**Task to carry out**
Your answer must consist solely of the number of lines that contain the word "Versus".

**Extracted information**
++++++

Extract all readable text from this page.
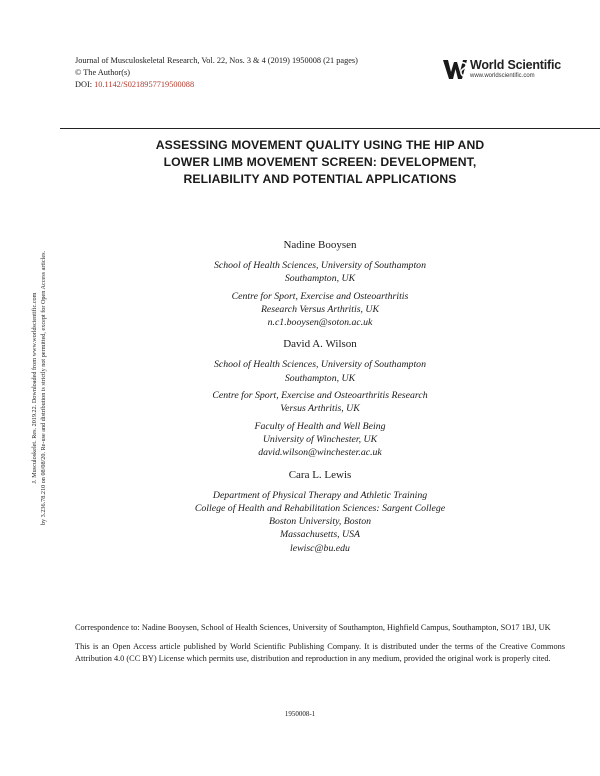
Journal of Musculoskeletal Research, Vol. 22, Nos. 3 & 4 (2019) 1950008 (21 pages)
© The Author(s)
DOI: 10.1142/S0218957719500088
World Scientific
www.worldscientific.com
ASSESSING MOVEMENT QUALITY USING THE HIP AND
LOWER LIMB MOVEMENT SCREEN: DEVELOPMENT,
RELIABILITY AND POTENTIAL APPLICATIONS
Nadine Booysen
School of Health Sciences, University of Southampton
Southampton, UK
Centre for Sport, Exercise and Osteoarthritis
Research Versus Arthritis, UK
n.c1.booysen@soton.ac.uk
David A. Wilson
School of Health Sciences, University of Southampton
Southampton, UK
Centre for Sport, Exercise and Osteoarthritis Research
Versus Arthritis, UK
Faculty of Health and Well Being
University of Winchester, UK
david.wilson@winchester.ac.uk
Cara L. Lewis
Department of Physical Therapy and Athletic Training
College of Health and Rehabilitation Sciences: Sargent College
Boston University, Boston
Massachusetts, USA
lewisc@bu.edu
J. Musculoskelet. Res. 2019.22. Downloaded from www.worldscientific.com by 3.236.78.210 on 08/08/20. Re-use and distribution is strictly not permitted, except for Open Access articles.

Correspondence to: Nadine Booysen, School of Health Sciences, University of Southampton, Highfield Campus, Southampton, SO17 1BJ, UK

This is an Open Access article published by World Scientific Publishing Company. It is distributed under the terms of the Creative Commons Attribution 4.0 (CC BY) License which permits use, distribution and reproduction in any medium, provided the original work is properly cited.

1950008-1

++++++

**The solution**
2